Written instruction: Reply with one number: the count of lines in the data that hold the string "powerful".

━━━━

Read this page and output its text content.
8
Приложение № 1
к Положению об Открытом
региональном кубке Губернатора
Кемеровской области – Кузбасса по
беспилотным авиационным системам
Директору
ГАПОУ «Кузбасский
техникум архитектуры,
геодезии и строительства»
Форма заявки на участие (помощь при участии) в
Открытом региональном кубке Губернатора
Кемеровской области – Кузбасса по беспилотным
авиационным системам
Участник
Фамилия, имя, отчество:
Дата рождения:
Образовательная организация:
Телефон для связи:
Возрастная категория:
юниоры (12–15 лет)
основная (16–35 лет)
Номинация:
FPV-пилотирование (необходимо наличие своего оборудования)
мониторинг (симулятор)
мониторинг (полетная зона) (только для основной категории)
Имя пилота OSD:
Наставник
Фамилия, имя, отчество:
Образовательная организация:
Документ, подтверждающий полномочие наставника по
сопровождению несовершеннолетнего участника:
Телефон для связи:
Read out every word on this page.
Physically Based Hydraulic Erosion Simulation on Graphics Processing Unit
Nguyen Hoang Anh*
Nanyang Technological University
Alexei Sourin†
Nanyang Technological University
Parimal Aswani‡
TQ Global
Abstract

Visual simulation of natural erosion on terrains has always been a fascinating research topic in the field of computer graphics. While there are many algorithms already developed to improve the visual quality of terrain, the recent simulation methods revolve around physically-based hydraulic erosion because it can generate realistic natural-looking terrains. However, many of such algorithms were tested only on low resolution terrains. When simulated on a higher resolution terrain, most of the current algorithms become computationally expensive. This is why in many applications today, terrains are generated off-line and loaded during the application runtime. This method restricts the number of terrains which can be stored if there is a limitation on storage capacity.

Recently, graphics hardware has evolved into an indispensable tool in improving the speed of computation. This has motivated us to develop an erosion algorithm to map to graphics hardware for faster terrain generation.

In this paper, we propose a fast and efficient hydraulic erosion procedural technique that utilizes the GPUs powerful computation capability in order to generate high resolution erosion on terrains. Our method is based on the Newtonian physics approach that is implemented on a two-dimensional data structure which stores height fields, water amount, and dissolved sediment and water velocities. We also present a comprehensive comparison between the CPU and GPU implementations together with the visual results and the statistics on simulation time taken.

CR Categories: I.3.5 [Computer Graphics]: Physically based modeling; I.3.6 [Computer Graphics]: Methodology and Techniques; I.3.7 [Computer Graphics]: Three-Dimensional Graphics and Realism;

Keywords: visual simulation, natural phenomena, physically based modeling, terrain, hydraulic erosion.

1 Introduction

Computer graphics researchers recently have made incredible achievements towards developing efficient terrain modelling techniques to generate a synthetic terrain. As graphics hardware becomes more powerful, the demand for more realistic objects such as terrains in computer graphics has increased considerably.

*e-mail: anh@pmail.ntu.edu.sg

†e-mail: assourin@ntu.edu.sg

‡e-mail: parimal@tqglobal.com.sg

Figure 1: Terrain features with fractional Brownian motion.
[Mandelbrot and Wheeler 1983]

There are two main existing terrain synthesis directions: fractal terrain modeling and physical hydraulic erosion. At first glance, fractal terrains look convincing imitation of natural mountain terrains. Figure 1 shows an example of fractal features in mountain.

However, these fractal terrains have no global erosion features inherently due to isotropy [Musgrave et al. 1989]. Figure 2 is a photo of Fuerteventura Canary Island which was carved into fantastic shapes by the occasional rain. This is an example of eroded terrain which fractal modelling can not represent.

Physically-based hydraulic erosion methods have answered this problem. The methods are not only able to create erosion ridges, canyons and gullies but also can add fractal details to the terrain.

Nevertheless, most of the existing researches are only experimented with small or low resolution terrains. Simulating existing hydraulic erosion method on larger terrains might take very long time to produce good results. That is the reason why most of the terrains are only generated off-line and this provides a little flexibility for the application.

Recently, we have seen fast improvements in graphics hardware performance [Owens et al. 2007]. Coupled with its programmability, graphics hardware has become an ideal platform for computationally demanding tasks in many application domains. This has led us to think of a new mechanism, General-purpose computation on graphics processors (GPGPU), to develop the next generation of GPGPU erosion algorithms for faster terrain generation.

━━━━

Result of this exercise: 2